| DESCRIPTION OF THE TASK |
Check each line of the records for "ylabel"; collect those that have it.

| SOURCE MATERIAL |
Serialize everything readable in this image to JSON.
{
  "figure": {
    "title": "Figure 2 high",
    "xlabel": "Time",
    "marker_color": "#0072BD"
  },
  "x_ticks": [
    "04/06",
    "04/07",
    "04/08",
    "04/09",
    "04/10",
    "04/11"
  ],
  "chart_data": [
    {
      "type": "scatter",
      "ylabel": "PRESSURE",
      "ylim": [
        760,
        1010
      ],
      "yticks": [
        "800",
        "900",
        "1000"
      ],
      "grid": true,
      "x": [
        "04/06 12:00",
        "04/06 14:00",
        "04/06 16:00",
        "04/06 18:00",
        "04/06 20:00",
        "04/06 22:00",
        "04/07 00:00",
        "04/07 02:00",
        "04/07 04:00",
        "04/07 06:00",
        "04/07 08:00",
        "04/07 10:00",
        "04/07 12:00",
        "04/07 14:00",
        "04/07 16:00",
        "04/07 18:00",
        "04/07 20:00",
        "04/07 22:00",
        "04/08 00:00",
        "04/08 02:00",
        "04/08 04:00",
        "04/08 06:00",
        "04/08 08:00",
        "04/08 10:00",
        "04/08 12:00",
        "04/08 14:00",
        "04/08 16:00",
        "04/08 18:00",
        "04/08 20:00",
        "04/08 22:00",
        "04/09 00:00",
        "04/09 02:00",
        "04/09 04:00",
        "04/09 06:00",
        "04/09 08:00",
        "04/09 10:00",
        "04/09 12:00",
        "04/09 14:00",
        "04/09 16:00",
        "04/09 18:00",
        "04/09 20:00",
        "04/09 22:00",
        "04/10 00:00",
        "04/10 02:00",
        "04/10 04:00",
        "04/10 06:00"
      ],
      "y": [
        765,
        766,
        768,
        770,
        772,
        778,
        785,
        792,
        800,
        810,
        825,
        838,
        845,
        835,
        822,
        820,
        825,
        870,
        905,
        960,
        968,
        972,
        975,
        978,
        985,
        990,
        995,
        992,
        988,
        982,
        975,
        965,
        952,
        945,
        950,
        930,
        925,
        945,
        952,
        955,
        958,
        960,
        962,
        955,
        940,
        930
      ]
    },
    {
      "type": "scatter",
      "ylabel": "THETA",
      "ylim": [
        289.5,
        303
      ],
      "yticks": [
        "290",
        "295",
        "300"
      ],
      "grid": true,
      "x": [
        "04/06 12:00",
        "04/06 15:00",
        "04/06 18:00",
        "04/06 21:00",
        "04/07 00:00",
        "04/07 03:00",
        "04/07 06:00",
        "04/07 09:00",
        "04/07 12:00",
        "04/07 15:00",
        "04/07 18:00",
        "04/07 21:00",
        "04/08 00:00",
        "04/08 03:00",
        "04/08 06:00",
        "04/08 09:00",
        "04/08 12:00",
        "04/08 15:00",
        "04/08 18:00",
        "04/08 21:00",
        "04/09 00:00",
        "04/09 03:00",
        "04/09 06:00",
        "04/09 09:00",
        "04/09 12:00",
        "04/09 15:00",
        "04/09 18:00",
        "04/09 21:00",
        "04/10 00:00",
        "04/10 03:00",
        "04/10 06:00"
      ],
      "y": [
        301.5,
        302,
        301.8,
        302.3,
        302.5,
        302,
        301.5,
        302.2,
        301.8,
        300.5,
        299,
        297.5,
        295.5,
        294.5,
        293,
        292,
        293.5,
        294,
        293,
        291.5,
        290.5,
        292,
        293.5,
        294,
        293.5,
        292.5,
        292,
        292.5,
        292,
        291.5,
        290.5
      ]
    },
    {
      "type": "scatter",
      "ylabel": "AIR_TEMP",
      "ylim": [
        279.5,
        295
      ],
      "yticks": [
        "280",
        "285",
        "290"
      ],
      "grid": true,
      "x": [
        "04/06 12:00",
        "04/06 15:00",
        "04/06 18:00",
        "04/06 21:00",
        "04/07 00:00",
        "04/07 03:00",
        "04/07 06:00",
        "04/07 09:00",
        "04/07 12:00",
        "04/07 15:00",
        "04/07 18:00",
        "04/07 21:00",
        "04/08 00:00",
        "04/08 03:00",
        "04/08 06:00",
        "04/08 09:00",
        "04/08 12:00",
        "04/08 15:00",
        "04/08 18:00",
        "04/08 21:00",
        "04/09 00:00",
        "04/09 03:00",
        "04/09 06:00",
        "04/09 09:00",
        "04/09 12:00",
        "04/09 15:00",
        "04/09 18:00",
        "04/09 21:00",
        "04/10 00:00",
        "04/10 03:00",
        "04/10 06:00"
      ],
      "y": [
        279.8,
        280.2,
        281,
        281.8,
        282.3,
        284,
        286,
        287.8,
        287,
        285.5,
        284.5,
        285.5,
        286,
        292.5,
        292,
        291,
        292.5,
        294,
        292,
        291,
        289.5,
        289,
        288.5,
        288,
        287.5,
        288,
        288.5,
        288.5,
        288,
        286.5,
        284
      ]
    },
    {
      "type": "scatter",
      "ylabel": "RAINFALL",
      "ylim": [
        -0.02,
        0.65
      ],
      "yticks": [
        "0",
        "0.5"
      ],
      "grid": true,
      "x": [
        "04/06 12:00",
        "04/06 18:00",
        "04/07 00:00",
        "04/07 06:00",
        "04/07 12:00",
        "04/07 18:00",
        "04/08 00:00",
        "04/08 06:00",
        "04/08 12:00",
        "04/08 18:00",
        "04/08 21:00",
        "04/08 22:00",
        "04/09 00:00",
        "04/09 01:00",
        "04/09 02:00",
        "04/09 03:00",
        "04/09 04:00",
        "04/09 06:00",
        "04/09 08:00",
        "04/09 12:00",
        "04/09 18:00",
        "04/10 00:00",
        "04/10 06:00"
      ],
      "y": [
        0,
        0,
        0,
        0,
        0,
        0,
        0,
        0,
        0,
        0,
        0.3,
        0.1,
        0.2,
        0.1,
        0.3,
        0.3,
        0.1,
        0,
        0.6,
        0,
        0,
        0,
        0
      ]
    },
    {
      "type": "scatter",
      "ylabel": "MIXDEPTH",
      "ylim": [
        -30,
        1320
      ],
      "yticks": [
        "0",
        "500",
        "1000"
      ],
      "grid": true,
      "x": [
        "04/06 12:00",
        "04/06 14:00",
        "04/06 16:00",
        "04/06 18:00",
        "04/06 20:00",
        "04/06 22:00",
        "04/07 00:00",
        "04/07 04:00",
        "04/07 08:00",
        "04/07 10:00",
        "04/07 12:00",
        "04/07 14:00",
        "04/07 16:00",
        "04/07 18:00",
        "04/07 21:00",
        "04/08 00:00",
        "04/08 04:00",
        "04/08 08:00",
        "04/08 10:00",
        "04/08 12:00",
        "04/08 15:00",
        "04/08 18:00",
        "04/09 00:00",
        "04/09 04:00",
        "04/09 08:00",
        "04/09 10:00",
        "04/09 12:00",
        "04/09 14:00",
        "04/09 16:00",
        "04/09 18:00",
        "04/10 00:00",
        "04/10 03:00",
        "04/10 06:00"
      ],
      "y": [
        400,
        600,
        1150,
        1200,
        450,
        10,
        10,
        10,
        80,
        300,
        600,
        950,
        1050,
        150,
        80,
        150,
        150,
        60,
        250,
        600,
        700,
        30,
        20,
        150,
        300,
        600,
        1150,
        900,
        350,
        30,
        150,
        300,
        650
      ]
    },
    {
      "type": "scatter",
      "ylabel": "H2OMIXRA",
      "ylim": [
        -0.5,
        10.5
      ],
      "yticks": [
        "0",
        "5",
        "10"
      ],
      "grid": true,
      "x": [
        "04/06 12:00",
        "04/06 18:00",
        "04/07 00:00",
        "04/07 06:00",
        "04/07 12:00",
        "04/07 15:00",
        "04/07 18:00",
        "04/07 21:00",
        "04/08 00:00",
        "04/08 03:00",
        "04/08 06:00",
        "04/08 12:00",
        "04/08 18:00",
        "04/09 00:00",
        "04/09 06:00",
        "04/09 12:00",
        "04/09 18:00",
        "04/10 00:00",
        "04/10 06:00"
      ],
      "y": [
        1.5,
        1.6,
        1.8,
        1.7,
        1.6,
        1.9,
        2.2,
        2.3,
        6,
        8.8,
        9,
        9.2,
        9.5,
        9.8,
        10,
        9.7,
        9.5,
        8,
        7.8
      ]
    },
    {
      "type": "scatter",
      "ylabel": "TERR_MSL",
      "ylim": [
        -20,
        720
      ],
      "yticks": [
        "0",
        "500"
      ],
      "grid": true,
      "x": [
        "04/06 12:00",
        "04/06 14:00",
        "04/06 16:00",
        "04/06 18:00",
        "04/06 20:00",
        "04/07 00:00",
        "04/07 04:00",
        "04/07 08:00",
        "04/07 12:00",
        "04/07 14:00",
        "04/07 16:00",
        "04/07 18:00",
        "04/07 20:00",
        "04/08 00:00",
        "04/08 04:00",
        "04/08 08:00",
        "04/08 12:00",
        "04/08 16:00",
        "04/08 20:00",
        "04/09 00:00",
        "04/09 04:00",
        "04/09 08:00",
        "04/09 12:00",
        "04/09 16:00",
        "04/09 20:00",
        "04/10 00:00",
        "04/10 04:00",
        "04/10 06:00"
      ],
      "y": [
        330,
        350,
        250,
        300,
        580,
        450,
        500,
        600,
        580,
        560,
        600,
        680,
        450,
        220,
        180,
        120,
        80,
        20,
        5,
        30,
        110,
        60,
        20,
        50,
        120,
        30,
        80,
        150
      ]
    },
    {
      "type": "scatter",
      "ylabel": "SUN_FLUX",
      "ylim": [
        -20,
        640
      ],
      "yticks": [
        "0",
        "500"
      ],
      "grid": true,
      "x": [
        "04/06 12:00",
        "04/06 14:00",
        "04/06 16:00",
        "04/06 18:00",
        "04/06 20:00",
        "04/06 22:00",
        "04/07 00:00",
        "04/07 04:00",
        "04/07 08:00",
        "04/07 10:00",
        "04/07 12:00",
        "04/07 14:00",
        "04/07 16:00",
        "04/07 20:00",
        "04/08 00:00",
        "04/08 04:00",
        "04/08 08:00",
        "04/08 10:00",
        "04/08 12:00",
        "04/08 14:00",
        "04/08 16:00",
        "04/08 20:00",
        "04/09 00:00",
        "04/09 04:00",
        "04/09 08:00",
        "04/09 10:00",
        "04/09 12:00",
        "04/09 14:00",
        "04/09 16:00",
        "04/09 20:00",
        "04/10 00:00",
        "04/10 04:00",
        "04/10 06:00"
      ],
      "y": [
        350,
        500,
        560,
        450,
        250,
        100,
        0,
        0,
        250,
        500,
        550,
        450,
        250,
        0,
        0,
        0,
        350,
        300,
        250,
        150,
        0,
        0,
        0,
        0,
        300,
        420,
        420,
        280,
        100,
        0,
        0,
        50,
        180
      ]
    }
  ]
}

| THE RESPONSE |
      "ylabel": "PRESSURE",
      "ylabel": "THETA",
      "ylabel": "AIR_TEMP",
      "ylabel": "RAINFALL",
      "ylabel": "MIXDEPTH",
      "ylabel": "H2OMIXRA",
      "ylabel": "TERR_MSL",
      "ylabel": "SUN_FLUX",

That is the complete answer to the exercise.